INSTRUCTION — Type every record exactly as it appears.

— Begin —

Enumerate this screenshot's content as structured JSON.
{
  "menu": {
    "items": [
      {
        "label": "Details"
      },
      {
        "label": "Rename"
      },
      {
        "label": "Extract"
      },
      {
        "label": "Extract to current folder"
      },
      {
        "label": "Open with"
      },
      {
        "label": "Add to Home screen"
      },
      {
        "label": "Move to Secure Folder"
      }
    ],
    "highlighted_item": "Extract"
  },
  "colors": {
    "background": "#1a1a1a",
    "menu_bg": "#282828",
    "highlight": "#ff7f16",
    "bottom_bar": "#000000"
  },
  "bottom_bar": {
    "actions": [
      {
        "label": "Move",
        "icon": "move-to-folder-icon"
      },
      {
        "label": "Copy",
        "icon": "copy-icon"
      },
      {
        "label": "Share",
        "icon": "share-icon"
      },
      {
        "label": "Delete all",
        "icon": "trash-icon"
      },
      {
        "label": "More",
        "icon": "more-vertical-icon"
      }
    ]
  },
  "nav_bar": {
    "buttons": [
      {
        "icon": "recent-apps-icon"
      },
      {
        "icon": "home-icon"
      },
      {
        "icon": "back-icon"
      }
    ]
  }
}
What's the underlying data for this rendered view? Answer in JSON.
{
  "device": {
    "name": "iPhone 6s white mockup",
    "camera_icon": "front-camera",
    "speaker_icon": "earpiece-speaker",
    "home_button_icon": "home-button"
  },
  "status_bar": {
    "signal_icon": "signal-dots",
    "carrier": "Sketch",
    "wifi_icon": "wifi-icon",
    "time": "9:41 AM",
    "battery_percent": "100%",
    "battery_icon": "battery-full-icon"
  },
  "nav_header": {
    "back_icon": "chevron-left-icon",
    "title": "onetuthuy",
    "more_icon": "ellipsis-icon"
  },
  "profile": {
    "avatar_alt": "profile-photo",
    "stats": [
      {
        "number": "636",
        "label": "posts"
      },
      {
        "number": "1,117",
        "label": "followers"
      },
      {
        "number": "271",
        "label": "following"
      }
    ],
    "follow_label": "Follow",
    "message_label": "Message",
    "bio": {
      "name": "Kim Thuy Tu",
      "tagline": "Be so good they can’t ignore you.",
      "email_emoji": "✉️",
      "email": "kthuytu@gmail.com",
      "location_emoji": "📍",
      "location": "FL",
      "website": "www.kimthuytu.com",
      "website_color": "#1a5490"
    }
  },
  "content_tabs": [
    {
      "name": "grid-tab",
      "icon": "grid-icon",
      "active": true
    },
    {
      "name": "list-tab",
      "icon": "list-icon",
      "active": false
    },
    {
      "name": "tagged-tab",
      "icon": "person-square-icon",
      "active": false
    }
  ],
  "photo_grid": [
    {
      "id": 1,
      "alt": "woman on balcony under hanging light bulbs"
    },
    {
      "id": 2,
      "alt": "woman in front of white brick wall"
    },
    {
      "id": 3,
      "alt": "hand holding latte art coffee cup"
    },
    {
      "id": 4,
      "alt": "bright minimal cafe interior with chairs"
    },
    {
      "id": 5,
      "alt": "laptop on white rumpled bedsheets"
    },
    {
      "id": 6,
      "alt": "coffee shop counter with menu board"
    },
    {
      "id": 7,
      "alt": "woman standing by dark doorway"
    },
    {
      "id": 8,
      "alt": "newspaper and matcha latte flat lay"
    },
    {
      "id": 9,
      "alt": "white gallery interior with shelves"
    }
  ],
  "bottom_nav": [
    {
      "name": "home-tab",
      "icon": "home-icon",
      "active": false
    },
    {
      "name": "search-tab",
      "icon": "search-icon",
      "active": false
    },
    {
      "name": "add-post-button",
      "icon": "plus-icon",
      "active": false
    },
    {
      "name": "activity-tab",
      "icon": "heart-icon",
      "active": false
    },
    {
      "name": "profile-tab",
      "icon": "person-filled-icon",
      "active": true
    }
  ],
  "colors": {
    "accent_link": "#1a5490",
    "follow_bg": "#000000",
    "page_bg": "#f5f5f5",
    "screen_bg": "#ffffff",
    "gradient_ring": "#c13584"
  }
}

— End —

RESULT BELOW —
Enumerate this screenshot's content as structured JSON.
{
  "menu": {
    "items": [
      {
        "label": "Details"
      },
      {
        "label": "Rename"
      },
      {
        "label": "Extract"
      },
      {
        "label": "Extract to current folder"
      },
      {
        "label": "Open with"
      },
      {
        "label": "Add to Home screen"
      },
      {
        "label": "Move to Secure Folder"
      }
    ],
    "highlighted_item": "Extract"
  },
  "colors": {
    "background": "#1a1a1a",
    "menu_bg": "#282828",
    "highlight": "#ff7f16",
    "bottom_bar": "#000000"
  },
  "bottom_bar": {
    "actions": [
      {
        "label": "Move",
        "icon": "move-to-folder-icon"
      },
      {
        "label": "Copy",
        "icon": "copy-icon"
      },
      {
        "label": "Share",
        "icon": "share-icon"
      },
      {
        "label": "Delete all",
        "icon": "trash-icon"
      },
      {
        "label": "More",
        "icon": "more-vertical-icon"
      }
    ]
  },
  "nav_bar": {
    "buttons": [
      {
        "icon": "recent-apps-icon"
      },
      {
        "icon": "home-icon"
      },
      {
        "icon": "back-icon"
      }
    ]
  }
}
What's the underlying data for this rendered view? Answer in JSON.
{
  "device": {
    "name": "iPhone 6s white mockup",
    "camera_icon": "front-camera",
    "speaker_icon": "earpiece-speaker",
    "home_button_icon": "home-button"
  },
  "status_bar": {
    "signal_icon": "signal-dots",
    "carrier": "Sketch",
    "wifi_icon": "wifi-icon",
    "time": "9:41 AM",
    "battery_percent": "100%",
    "battery_icon": "battery-full-icon"
  },
  "nav_header": {
    "back_icon": "chevron-left-icon",
    "title": "onetuthuy",
    "more_icon": "ellipsis-icon"
  },
  "profile": {
    "avatar_alt": "profile-photo",
    "stats": [
      {
        "number": "636",
        "label": "posts"
      },
      {
        "number": "1,117",
        "label": "followers"
      },
      {
        "number": "271",
        "label": "following"
      }
    ],
    "follow_label": "Follow",
    "message_label": "Message",
    "bio": {
      "name": "Kim Thuy Tu",
      "tagline": "Be so good they can’t ignore you.",
      "email_emoji": "✉️",
      "email": "kthuytu@gmail.com",
      "location_emoji": "📍",
      "location": "FL",
      "website": "www.kimthuytu.com",
      "website_color": "#1a5490"
    }
  },
  "content_tabs": [
    {
      "name": "grid-tab",
      "icon": "grid-icon",
      "active": true
    },
    {
      "name": "list-tab",
      "icon": "list-icon",
      "active": false
    },
    {
      "name": "tagged-tab",
      "icon": "person-square-icon",
      "active": false
    }
  ],
  "photo_grid": [
    {
      "id": 1,
      "alt": "woman on balcony under hanging light bulbs"
    },
    {
      "id": 2,
      "alt": "woman in front of white brick wall"
    },
    {
      "id": 3,
      "alt": "hand holding latte art coffee cup"
    },
    {
      "id": 4,
      "alt": "bright minimal cafe interior with chairs"
    },
    {
      "id": 5,
      "alt": "laptop on white rumpled bedsheets"
    },
    {
      "id": 6,
      "alt": "coffee shop counter with menu board"
    },
    {
      "id": 7,
      "alt": "woman standing by dark doorway"
    },
    {
      "id": 8,
      "alt": "newspaper and matcha latte flat lay"
    },
    {
      "id": 9,
      "alt": "white gallery interior with shelves"
    }
  ],
  "bottom_nav": [
    {
      "name": "home-tab",
      "icon": "home-icon",
      "active": false
    },
    {
      "name": "search-tab",
      "icon": "search-icon",
      "active": false
    },
    {
      "name": "add-post-button",
      "icon": "plus-icon",
      "active": false
    },
    {
      "name": "activity-tab",
      "icon": "heart-icon",
      "active": false
    },
    {
      "name": "profile-tab",
      "icon": "person-filled-icon",
      "active": true
    }
  ],
  "colors": {
    "accent_link": "#1a5490",
    "follow_bg": "#000000",
    "page_bg": "#f5f5f5",
    "screen_bg": "#ffffff",
    "gradient_ring": "#c13584"
  }
}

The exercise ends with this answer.